Required task |
Transcribe the entries exactly; images are not part of the copy.

Exercise data |
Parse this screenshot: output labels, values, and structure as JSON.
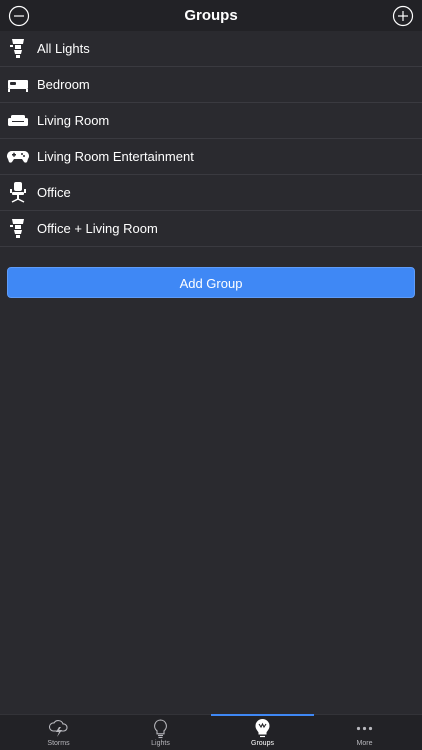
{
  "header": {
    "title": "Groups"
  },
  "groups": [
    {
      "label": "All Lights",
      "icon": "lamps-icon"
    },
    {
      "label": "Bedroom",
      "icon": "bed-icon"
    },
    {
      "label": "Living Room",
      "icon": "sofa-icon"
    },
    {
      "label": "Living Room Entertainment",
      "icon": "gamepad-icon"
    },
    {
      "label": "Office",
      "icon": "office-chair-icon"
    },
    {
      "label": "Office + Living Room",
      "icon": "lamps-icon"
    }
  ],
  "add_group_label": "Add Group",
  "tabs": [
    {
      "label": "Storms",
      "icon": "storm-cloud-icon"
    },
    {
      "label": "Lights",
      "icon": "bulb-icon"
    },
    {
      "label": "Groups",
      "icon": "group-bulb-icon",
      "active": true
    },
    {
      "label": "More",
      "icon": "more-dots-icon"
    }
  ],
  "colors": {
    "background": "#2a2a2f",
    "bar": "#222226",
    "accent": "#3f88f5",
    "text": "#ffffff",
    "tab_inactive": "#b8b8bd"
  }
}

Written response |
Parse this screenshot: output labels, values, and structure as JSON.
{
  "header": {
    "title": "Groups"
  },
  "groups": [
    {
      "label": "All Lights",
      "icon": "lamps-icon"
    },
    {
      "label": "Bedroom",
      "icon": "bed-icon"
    },
    {
      "label": "Living Room",
      "icon": "sofa-icon"
    },
    {
      "label": "Living Room Entertainment",
      "icon": "gamepad-icon"
    },
    {
      "label": "Office",
      "icon": "office-chair-icon"
    },
    {
      "label": "Office + Living Room",
      "icon": "lamps-icon"
    }
  ],
  "add_group_label": "Add Group",
  "tabs": [
    {
      "label": "Storms",
      "icon": "storm-cloud-icon"
    },
    {
      "label": "Lights",
      "icon": "bulb-icon"
    },
    {
      "label": "Groups",
      "icon": "group-bulb-icon",
      "active": true
    },
    {
      "label": "More",
      "icon": "more-dots-icon"
    }
  ],
  "colors": {
    "background": "#2a2a2f",
    "bar": "#222226",
    "accent": "#3f88f5",
    "text": "#ffffff",
    "tab_inactive": "#b8b8bd"
  }
}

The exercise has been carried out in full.